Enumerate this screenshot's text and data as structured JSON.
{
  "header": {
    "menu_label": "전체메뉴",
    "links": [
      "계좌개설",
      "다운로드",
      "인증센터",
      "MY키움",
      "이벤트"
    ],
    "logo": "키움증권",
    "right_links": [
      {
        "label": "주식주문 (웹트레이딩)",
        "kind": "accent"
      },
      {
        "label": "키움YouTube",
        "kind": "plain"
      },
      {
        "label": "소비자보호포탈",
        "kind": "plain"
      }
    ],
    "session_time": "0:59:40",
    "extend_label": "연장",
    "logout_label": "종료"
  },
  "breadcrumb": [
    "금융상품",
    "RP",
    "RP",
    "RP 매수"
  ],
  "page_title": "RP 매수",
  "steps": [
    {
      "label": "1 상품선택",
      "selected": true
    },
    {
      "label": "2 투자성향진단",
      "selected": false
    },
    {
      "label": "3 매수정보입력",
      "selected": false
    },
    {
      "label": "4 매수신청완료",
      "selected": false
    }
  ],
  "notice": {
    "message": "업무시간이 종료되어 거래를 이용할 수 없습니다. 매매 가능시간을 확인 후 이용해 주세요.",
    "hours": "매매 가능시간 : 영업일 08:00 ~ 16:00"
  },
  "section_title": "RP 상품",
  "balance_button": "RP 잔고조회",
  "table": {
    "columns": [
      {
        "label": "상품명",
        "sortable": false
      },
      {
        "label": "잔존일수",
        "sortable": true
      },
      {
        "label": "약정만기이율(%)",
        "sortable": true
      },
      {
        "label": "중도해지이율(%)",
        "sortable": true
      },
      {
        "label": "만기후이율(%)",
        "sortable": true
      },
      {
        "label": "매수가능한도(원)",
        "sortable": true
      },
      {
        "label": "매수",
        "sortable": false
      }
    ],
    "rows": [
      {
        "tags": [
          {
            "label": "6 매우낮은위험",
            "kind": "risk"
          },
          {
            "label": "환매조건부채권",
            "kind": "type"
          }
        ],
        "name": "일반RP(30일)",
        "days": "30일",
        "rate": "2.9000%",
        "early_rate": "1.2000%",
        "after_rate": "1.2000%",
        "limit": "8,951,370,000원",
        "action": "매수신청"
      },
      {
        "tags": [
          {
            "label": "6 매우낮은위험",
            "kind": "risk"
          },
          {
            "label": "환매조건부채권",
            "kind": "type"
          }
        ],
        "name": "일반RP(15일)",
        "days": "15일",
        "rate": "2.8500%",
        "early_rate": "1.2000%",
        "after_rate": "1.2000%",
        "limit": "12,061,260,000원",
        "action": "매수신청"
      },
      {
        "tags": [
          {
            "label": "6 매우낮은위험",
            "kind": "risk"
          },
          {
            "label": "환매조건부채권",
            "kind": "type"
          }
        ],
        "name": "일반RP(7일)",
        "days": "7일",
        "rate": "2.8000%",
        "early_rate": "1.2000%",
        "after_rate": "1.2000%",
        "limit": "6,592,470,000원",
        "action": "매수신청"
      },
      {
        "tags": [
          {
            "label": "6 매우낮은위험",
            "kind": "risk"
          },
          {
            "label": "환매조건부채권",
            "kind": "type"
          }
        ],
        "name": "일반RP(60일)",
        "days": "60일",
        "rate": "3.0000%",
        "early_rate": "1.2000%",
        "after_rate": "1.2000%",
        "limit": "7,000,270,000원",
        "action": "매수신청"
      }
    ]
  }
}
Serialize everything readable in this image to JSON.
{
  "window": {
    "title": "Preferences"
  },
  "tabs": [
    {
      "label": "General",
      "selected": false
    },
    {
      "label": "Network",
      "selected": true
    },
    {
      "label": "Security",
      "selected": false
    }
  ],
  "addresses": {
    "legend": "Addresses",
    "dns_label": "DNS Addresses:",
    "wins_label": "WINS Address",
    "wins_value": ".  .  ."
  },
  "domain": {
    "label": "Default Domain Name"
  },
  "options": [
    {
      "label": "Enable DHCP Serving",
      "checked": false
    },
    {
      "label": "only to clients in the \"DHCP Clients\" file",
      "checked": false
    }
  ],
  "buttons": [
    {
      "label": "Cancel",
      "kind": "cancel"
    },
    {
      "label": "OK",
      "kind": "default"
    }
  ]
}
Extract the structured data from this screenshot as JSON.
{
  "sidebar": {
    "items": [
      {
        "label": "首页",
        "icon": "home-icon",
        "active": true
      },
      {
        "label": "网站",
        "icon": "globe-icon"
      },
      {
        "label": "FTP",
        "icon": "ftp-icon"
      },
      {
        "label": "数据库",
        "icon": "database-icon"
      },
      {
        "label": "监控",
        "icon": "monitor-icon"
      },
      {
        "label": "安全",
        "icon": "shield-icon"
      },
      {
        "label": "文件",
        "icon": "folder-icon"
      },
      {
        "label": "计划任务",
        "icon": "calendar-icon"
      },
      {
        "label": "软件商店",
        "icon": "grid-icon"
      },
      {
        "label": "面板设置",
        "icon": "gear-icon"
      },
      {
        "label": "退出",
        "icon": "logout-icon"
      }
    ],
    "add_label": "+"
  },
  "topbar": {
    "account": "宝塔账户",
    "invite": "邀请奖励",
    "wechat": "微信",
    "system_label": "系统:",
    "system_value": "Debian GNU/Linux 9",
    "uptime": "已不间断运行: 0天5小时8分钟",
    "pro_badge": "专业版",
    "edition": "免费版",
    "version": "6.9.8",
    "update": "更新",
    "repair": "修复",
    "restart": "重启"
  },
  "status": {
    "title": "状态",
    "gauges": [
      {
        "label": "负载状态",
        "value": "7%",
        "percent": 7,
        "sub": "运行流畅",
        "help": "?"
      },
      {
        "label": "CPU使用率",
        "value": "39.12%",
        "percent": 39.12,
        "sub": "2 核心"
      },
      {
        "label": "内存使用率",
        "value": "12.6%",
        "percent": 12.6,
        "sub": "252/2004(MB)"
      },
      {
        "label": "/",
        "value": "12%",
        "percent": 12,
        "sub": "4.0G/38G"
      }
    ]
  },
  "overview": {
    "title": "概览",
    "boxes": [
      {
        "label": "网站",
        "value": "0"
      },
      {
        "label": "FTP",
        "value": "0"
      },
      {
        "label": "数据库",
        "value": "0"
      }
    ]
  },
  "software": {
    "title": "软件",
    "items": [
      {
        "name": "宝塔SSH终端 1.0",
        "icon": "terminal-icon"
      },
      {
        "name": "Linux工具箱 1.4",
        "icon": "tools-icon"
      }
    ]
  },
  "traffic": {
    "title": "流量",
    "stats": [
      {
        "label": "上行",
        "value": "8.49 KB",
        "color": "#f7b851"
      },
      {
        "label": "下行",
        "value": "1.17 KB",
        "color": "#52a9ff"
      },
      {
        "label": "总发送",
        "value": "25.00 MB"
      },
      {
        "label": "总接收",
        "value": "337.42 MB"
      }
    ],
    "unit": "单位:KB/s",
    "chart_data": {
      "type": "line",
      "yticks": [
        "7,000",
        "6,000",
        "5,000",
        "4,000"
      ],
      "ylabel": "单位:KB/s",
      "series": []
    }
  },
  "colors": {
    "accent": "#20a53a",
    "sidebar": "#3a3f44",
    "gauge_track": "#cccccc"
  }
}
***
WHAT IS BEING ASKED
Repeat all of the records above exactly as they appear.

SOLUTION
Enumerate this screenshot's text and data as structured JSON.
{
  "header": {
    "menu_label": "전체메뉴",
    "links": [
      "계좌개설",
      "다운로드",
      "인증센터",
      "MY키움",
      "이벤트"
    ],
    "logo": "키움증권",
    "right_links": [
      {
        "label": "주식주문 (웹트레이딩)",
        "kind": "accent"
      },
      {
        "label": "키움YouTube",
        "kind": "plain"
      },
      {
        "label": "소비자보호포탈",
        "kind": "plain"
      }
    ],
    "session_time": "0:59:40",
    "extend_label": "연장",
    "logout_label": "종료"
  },
  "breadcrumb": [
    "금융상품",
    "RP",
    "RP",
    "RP 매수"
  ],
  "page_title": "RP 매수",
  "steps": [
    {
      "label": "1 상품선택",
      "selected": true
    },
    {
      "label": "2 투자성향진단",
      "selected": false
    },
    {
      "label": "3 매수정보입력",
      "selected": false
    },
    {
      "label": "4 매수신청완료",
      "selected": false
    }
  ],
  "notice": {
    "message": "업무시간이 종료되어 거래를 이용할 수 없습니다. 매매 가능시간을 확인 후 이용해 주세요.",
    "hours": "매매 가능시간 : 영업일 08:00 ~ 16:00"
  },
  "section_title": "RP 상품",
  "balance_button": "RP 잔고조회",
  "table": {
    "columns": [
      {
        "label": "상품명",
        "sortable": false
      },
      {
        "label": "잔존일수",
        "sortable": true
      },
      {
        "label": "약정만기이율(%)",
        "sortable": true
      },
      {
        "label": "중도해지이율(%)",
        "sortable": true
      },
      {
        "label": "만기후이율(%)",
        "sortable": true
      },
      {
        "label": "매수가능한도(원)",
        "sortable": true
      },
      {
        "label": "매수",
        "sortable": false
      }
    ],
    "rows": [
      {
        "tags": [
          {
            "label": "6 매우낮은위험",
            "kind": "risk"
          },
          {
            "label": "환매조건부채권",
            "kind": "type"
          }
        ],
        "name": "일반RP(30일)",
        "days": "30일",
        "rate": "2.9000%",
        "early_rate": "1.2000%",
        "after_rate": "1.2000%",
        "limit": "8,951,370,000원",
        "action": "매수신청"
      },
      {
        "tags": [
          {
            "label": "6 매우낮은위험",
            "kind": "risk"
          },
          {
            "label": "환매조건부채권",
            "kind": "type"
          }
        ],
        "name": "일반RP(15일)",
        "days": "15일",
        "rate": "2.8500%",
        "early_rate": "1.2000%",
        "after_rate": "1.2000%",
        "limit": "12,061,260,000원",
        "action": "매수신청"
      },
      {
        "tags": [
          {
            "label": "6 매우낮은위험",
            "kind": "risk"
          },
          {
            "label": "환매조건부채권",
            "kind": "type"
          }
        ],
        "name": "일반RP(7일)",
        "days": "7일",
        "rate": "2.8000%",
        "early_rate": "1.2000%",
        "after_rate": "1.2000%",
        "limit": "6,592,470,000원",
        "action": "매수신청"
      },
      {
        "tags": [
          {
            "label": "6 매우낮은위험",
            "kind": "risk"
          },
          {
            "label": "환매조건부채권",
            "kind": "type"
          }
        ],
        "name": "일반RP(60일)",
        "days": "60일",
        "rate": "3.0000%",
        "early_rate": "1.2000%",
        "after_rate": "1.2000%",
        "limit": "7,000,270,000원",
        "action": "매수신청"
      }
    ]
  }
}
Serialize everything readable in this image to JSON.
{
  "window": {
    "title": "Preferences"
  },
  "tabs": [
    {
      "label": "General",
      "selected": false
    },
    {
      "label": "Network",
      "selected": true
    },
    {
      "label": "Security",
      "selected": false
    }
  ],
  "addresses": {
    "legend": "Addresses",
    "dns_label": "DNS Addresses:",
    "wins_label": "WINS Address",
    "wins_value": ".  .  ."
  },
  "domain": {
    "label": "Default Domain Name"
  },
  "options": [
    {
      "label": "Enable DHCP Serving",
      "checked": false
    },
    {
      "label": "only to clients in the \"DHCP Clients\" file",
      "checked": false
    }
  ],
  "buttons": [
    {
      "label": "Cancel",
      "kind": "cancel"
    },
    {
      "label": "OK",
      "kind": "default"
    }
  ]
}
Extract the structured data from this screenshot as JSON.
{
  "sidebar": {
    "items": [
      {
        "label": "首页",
        "icon": "home-icon",
        "active": true
      },
      {
        "label": "网站",
        "icon": "globe-icon"
      },
      {
        "label": "FTP",
        "icon": "ftp-icon"
      },
      {
        "label": "数据库",
        "icon": "database-icon"
      },
      {
        "label": "监控",
        "icon": "monitor-icon"
      },
      {
        "label": "安全",
        "icon": "shield-icon"
      },
      {
        "label": "文件",
        "icon": "folder-icon"
      },
      {
        "label": "计划任务",
        "icon": "calendar-icon"
      },
      {
        "label": "软件商店",
        "icon": "grid-icon"
      },
      {
        "label": "面板设置",
        "icon": "gear-icon"
      },
      {
        "label": "退出",
        "icon": "logout-icon"
      }
    ],
    "add_label": "+"
  },
  "topbar": {
    "account": "宝塔账户",
    "invite": "邀请奖励",
    "wechat": "微信",
    "system_label": "系统:",
    "system_value": "Debian GNU/Linux 9",
    "uptime": "已不间断运行: 0天5小时8分钟",
    "pro_badge": "专业版",
    "edition": "免费版",
    "version": "6.9.8",
    "update": "更新",
    "repair": "修复",
    "restart": "重启"
  },
  "status": {
    "title": "状态",
    "gauges": [
      {
        "label": "负载状态",
        "value": "7%",
        "percent": 7,
        "sub": "运行流畅",
        "help": "?"
      },
      {
        "label": "CPU使用率",
        "value": "39.12%",
        "percent": 39.12,
        "sub": "2 核心"
      },
      {
        "label": "内存使用率",
        "value": "12.6%",
        "percent": 12.6,
        "sub": "252/2004(MB)"
      },
      {
        "label": "/",
        "value": "12%",
        "percent": 12,
        "sub": "4.0G/38G"
      }
    ]
  },
  "overview": {
    "title": "概览",
    "boxes": [
      {
        "label": "网站",
        "value": "0"
      },
      {
        "label": "FTP",
        "value": "0"
      },
      {
        "label": "数据库",
        "value": "0"
      }
    ]
  },
  "software": {
    "title": "软件",
    "items": [
      {
        "name": "宝塔SSH终端 1.0",
        "icon": "terminal-icon"
      },
      {
        "name": "Linux工具箱 1.4",
        "icon": "tools-icon"
      }
    ]
  },
  "traffic": {
    "title": "流量",
    "stats": [
      {
        "label": "上行",
        "value": "8.49 KB",
        "color": "#f7b851"
      },
      {
        "label": "下行",
        "value": "1.17 KB",
        "color": "#52a9ff"
      },
      {
        "label": "总发送",
        "value": "25.00 MB"
      },
      {
        "label": "总接收",
        "value": "337.42 MB"
      }
    ],
    "unit": "单位:KB/s",
    "chart_data": {
      "type": "line",
      "yticks": [
        "7,000",
        "6,000",
        "5,000",
        "4,000"
      ],
      "ylabel": "单位:KB/s",
      "series": []
    }
  },
  "colors": {
    "accent": "#20a53a",
    "sidebar": "#3a3f44",
    "gauge_track": "#cccccc"
  }
}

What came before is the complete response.